→ **WHAT YOU ARE ASKED TO DO**:
Keep every line where the word "nagrobek" appears; drop the rest.

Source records
----------------

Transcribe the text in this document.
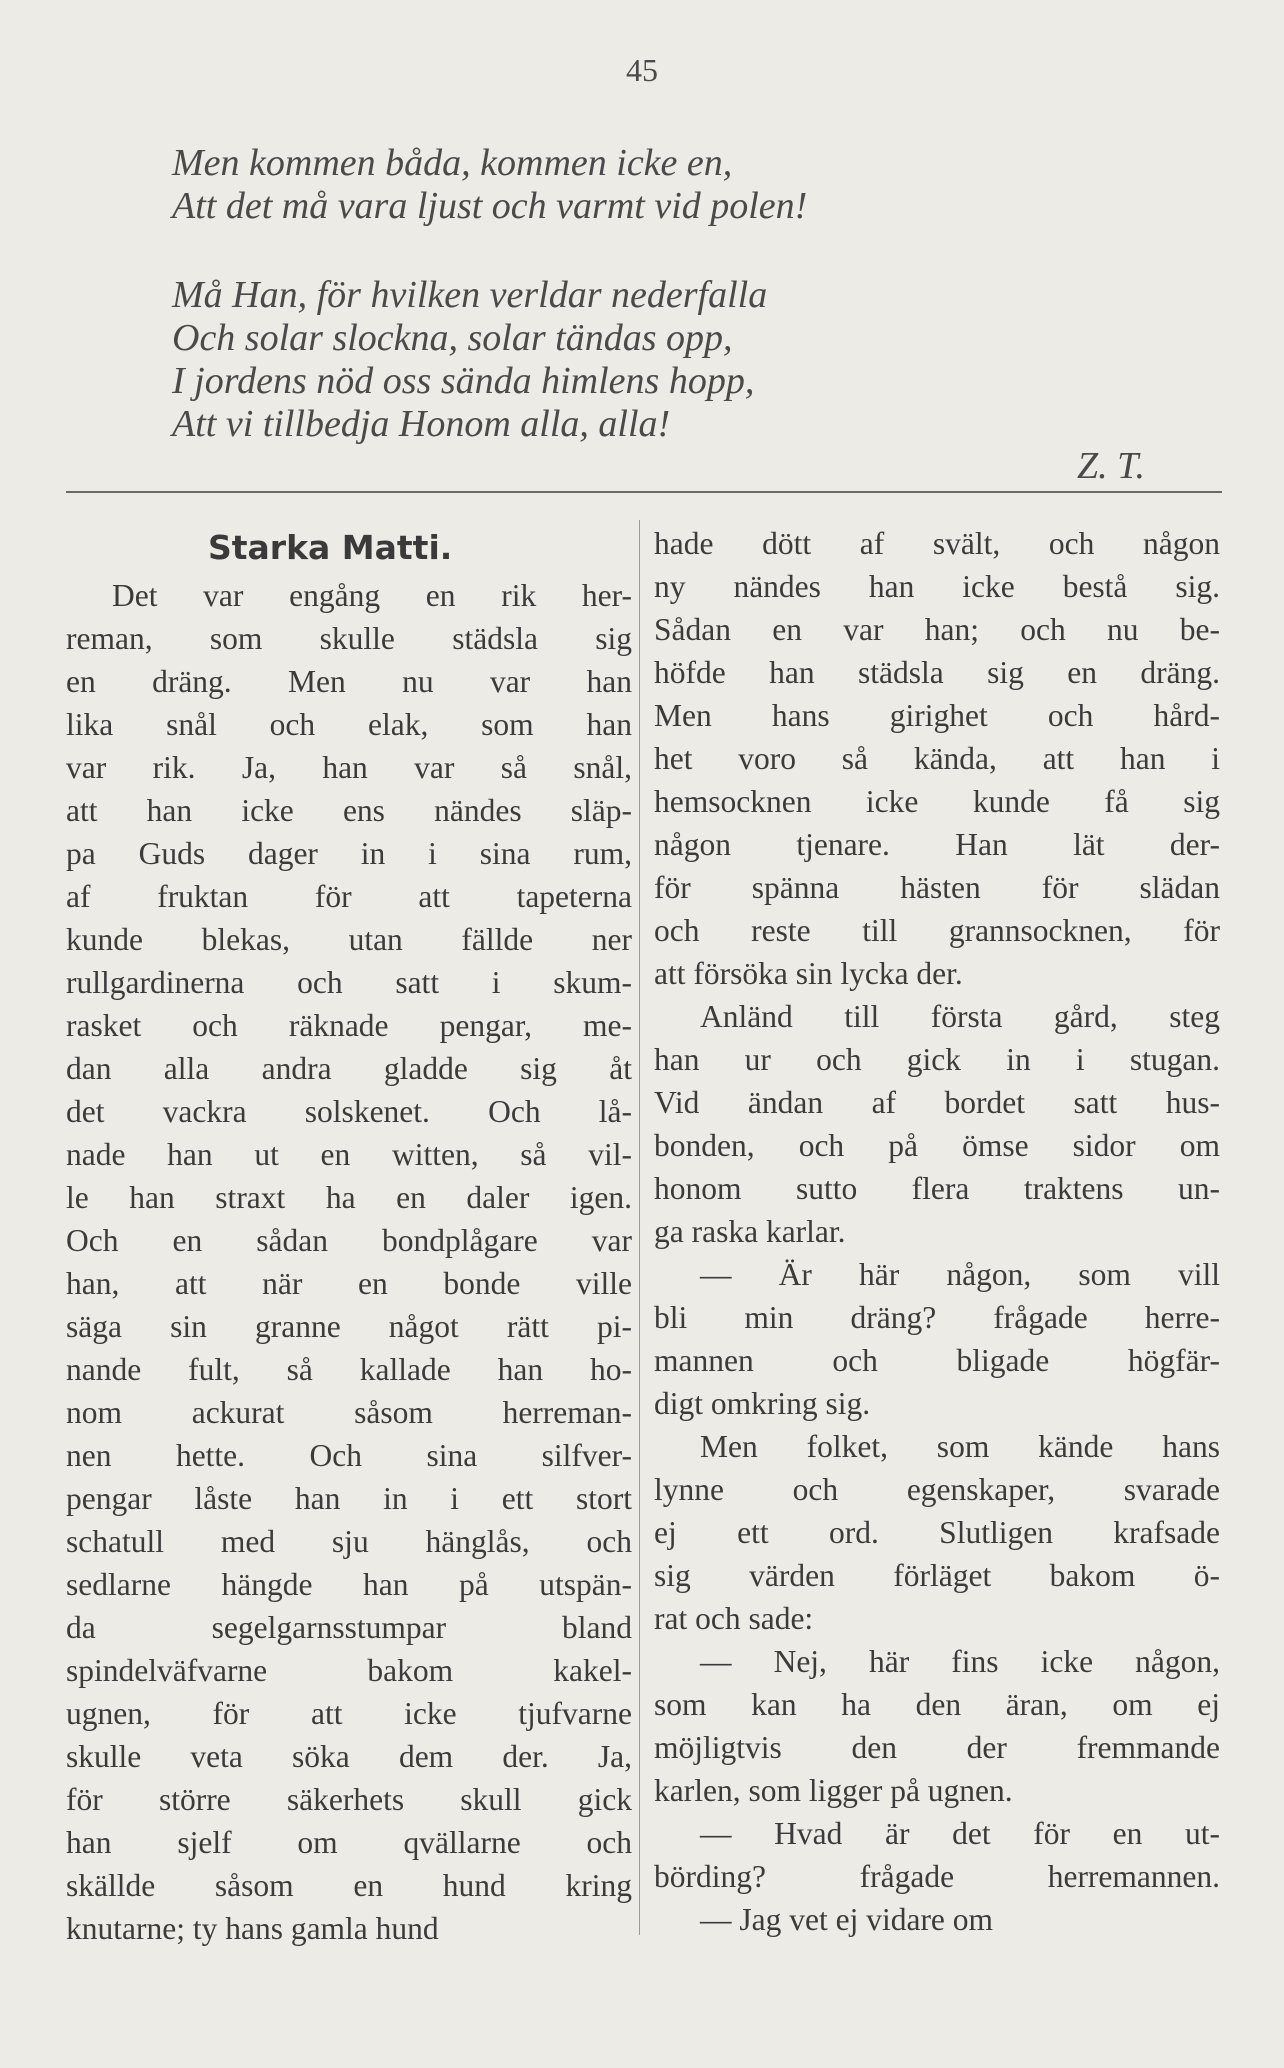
45
Men kommen båda, kommen icke en,
Att det må vara ljust och varmt vid polen!
Må Han, för hvilken verldar nederfalla
Och solar slockna, solar tändas opp,
I jordens nöd oss sända himlens hopp,
Att vi tillbedja Honom alla, alla!
Z. T.
Starka Matti.
Det var engång en rik her-
reman, som skulle städsla sig
en dräng. Men nu var han
lika snål och elak, som han
var rik. Ja, han var så snål,
att han icke ens nändes släp-
pa Guds dager in i sina rum,
af fruktan för att tapeterna
kunde blekas, utan fällde ner
rullgardinerna och satt i skum-
rasket och räknade pengar, me-
dan alla andra gladde sig åt
det vackra solskenet. Och lå-
nade han ut en witten, så vil-
le han straxt ha en daler igen.
Och en sådan bondplågare var
han, att när en bonde ville
säga sin granne något rätt pi-
nande fult, så kallade han ho-
nom ackurat såsom herreman-
nen hette. Och sina silfver-
pengar låste han in i ett stort
schatull med sju hänglås, och
sedlarne hängde han på utspän-
da segelgarnsstumpar bland
spindelväfvarne bakom kakel-
ugnen, för att icke tjufvarne
skulle veta söka dem der. Ja,
för större säkerhets skull gick
han sjelf om qvällarne och
skällde såsom en hund kring
knutarne; ty hans gamla hund
hade dött af svält, och någon
ny nändes han icke bestå sig.
Sådan en var han; och nu be-
höfde han städsla sig en dräng.
Men hans girighet och hård-
het voro så kända, att han i
hemsocknen icke kunde få sig
någon tjenare. Han lät der-
för spänna hästen för slädan
och reste till grannsocknen, för
att försöka sin lycka der.
Anländ till första gård, steg
han ur och gick in i stugan.
Vid ändan af bordet satt hus-
bonden, och på ömse sidor om
honom sutto flera traktens un-
ga raska karlar.
— Är här någon, som vill
bli min dräng? frågade herre-
mannen och bligade högfär-
digt omkring sig.
Men folket, som kände hans
lynne och egenskaper, svarade
ej ett ord. Slutligen krafsade
sig värden förläget bakom ö-
rat och sade:
— Nej, här fins icke någon,
som kan ha den äran, om ej
möjligtvis den der fremmande
karlen, som ligger på ugnen.
— Hvad är det för en ut-
börding? frågade herremannen.
— Jag vet ej vidare om
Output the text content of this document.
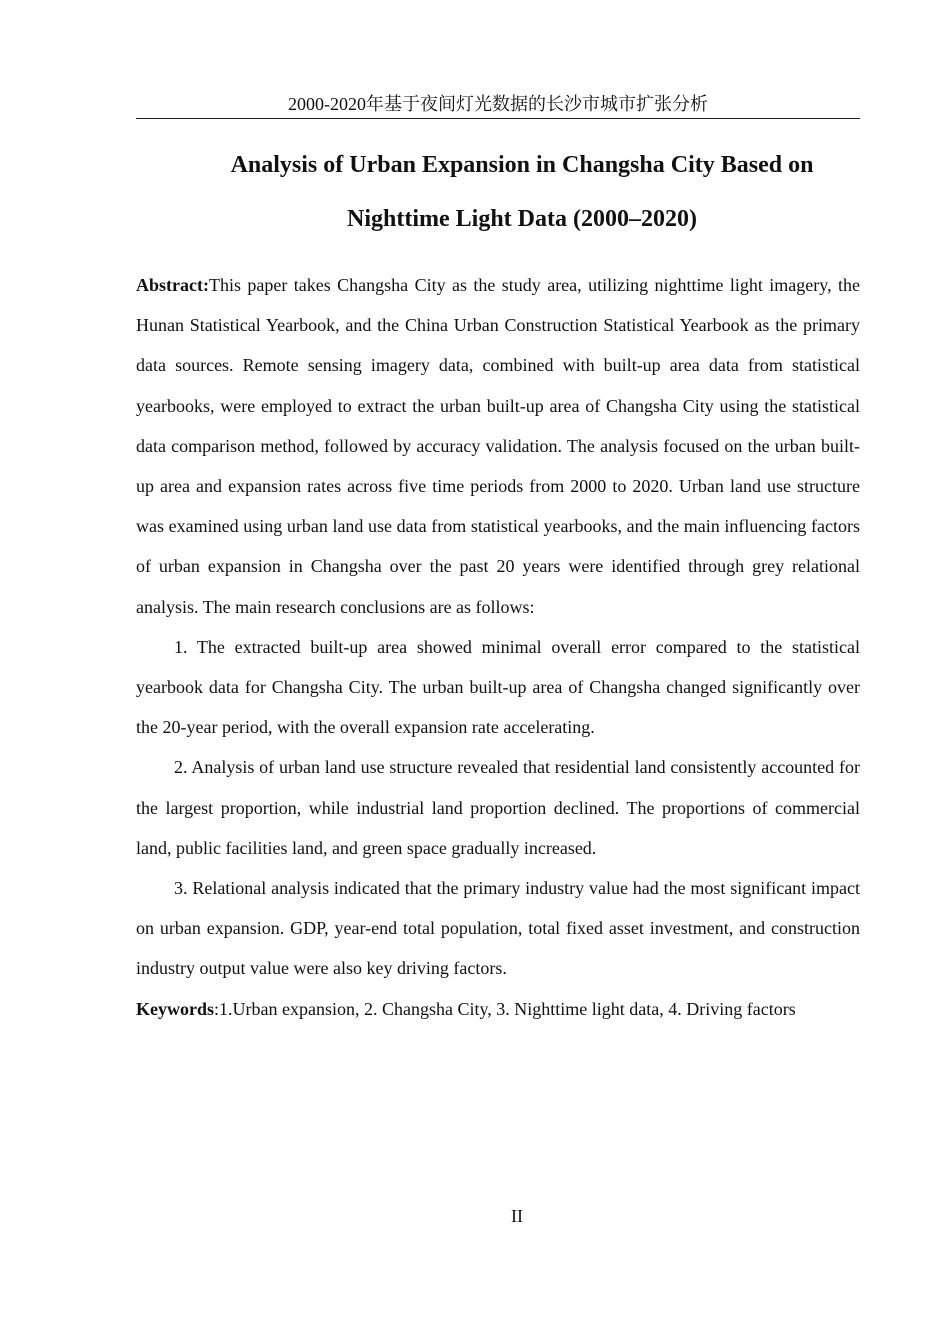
2000-2020年基于夜间灯光数据的长沙市城市扩张分析
Analysis of Urban Expansion in Changsha City Based on
Nighttime Light Data (2000–2020)

Abstract:This paper takes Changsha City as the study area, utilizing nighttime light imagery, the Hunan Statistical Yearbook, and the China Urban Construction Statistical Yearbook as the primary data sources. Remote sensing imagery data, combined with built-up area data from statistical yearbooks, were employed to extract the urban built-up area of Changsha City using the statistical data comparison method, followed by accuracy validation. The analysis focused on the urban built-up area and expansion rates across five time periods from 2000 to 2020. Urban land use structure was examined using urban land use data from statistical yearbooks, and the main influencing factors of urban expansion in Changsha over the past 20 years were identified through grey relational analysis. The main research conclusions are as follows:

1. The extracted built-up area showed minimal overall error compared to the statistical yearbook data for Changsha City. The urban built-up area of Changsha changed significantly over the 20-year period, with the overall expansion rate accelerating.

2. Analysis of urban land use structure revealed that residential land consistently accounted for the largest proportion, while industrial land proportion declined. The proportions of commercial land, public facilities land, and green space gradually increased.

3. Relational analysis indicated that the primary industry value had the most significant impact on urban expansion. GDP, year-end total population, total fixed asset investment, and construction industry output value were also key driving factors.

Keywords:1.Urban expansion, 2. Changsha City, 3. Nighttime light data, 4. Driving factors

II
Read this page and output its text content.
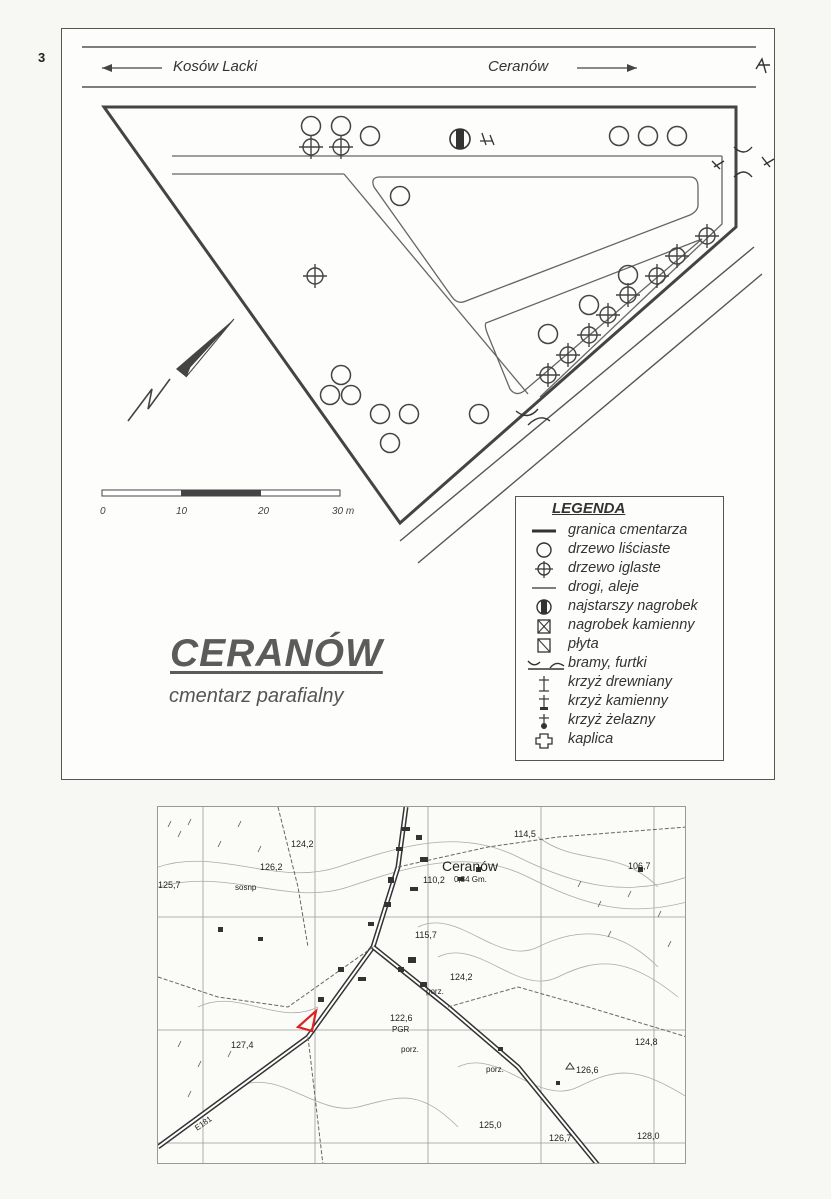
3
Kosów Lacki	Ceranów
0	10	20	30 m	LEGENDA
granica cmentarza
drzewo liściaste
drzewo iglaste
drogi, aleje
najstarszy nagrobek
nagrobek kamienny
płyta
bramy, furtki
krzyż drewniany
krzyż kamienny
krzyż żelazny
kaplica
CERANÓW
cmentarz parafialny
Ceranów
0,84 Gm.
114,5
124,2
126,2
125,7	110,2
106,7
115,7
124,2
122,6
PGR
127,4	124,8
126,6
125,0
126,7	128,0
sosnp
porz.
porz.
porz.
E181
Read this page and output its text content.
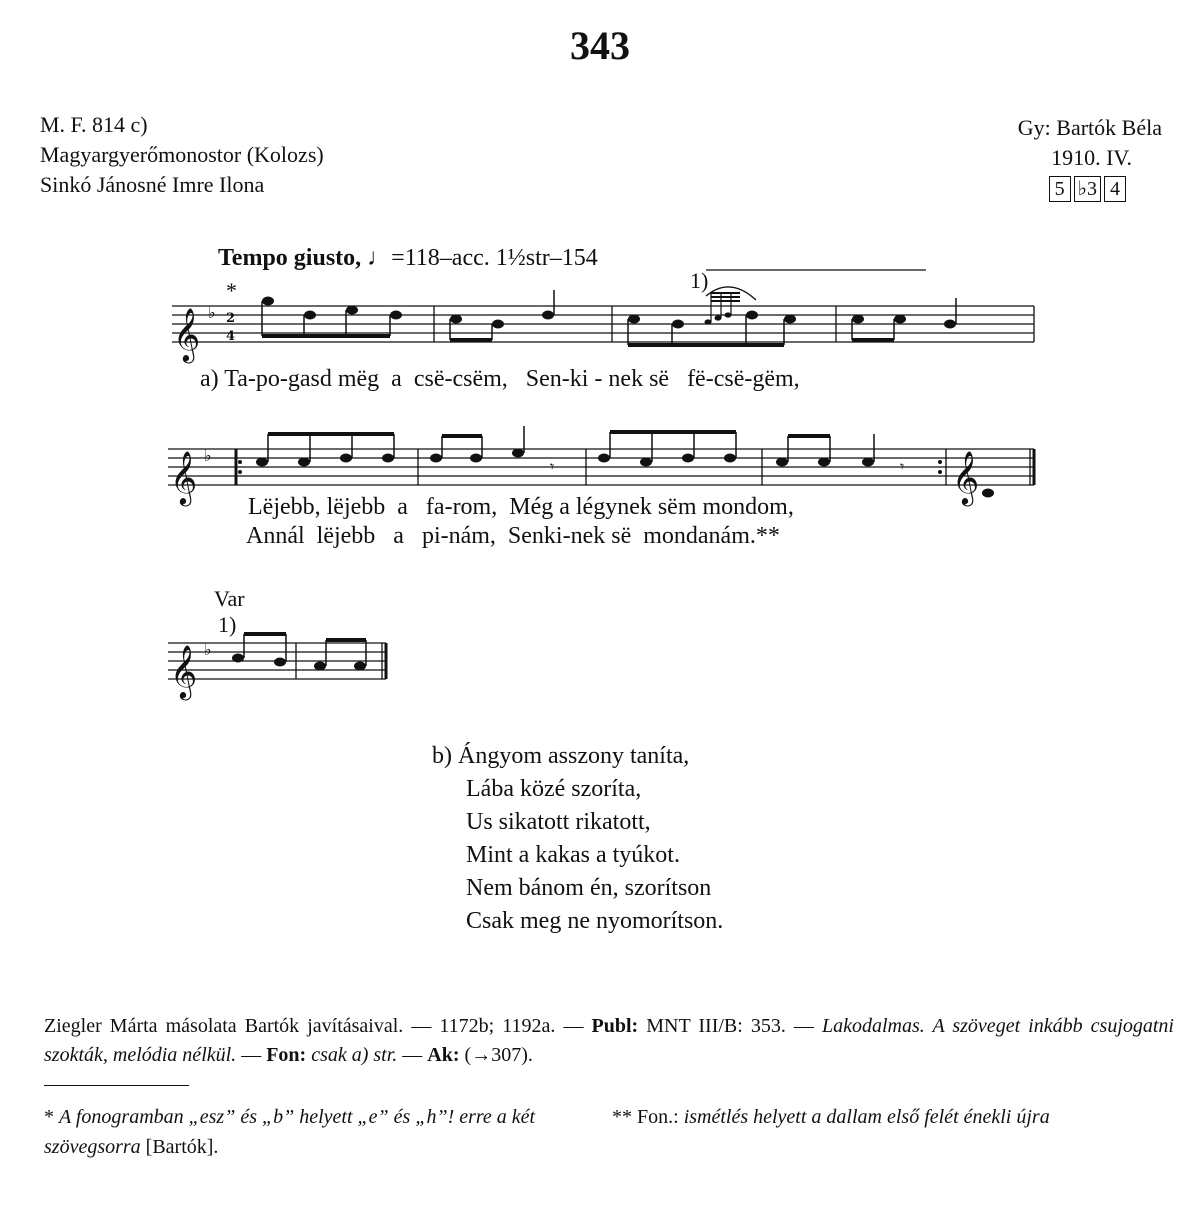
343
M. F. 814 c)
Magyargyerőmonostor (Kolozs)
Sinkó Jánosné Imre Ilona
Gy: Bartók Béla
1910. IV.
5 ♭3 4
Tempo giusto, ♩=118–acc. 1½str–154
𝄞 ♭
𝄞 ♭
𝄞 ♭
𝄞
2
4
𝄾	𝄾
*	1)
a) Ta-po-gasd mëg  a  csë-csëm,   Sen-ki - nek së   fë-csë-gëm,
Lëjebb, lëjebb  a   fa-rom,  Még a légynek sëm mondom,
Annál  lëjebb   a   pi-nám,  Senki-nek së  mondanám.**
Var
1)
b) Ángyom asszony taníta,
Lába közé szoríta,
Us sikatott rikatott,
Mint a kakas a tyúkot.
Nem bánom én, szorítson
Csak meg ne nyomorítson.
Ziegler Márta másolata Bartók javításaival. — 1172b; 1192a. — Publ: MNT III/B: 353. — Lakodalmas. A szöveget inkább csujogatni szokták, melódia nélkül. — Fon: csak a) str. — Ak: (→307).
* A fonogramban „esz” és „b” helyett „e” és „h”! erre a két szövegsorra [Bartók].
** Fon.: ismétlés helyett a dallam első felét énekli újra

----------------

→ **OUTPUT OF THE TASK**:
najstarszy nagrobek
nagrobek kamienny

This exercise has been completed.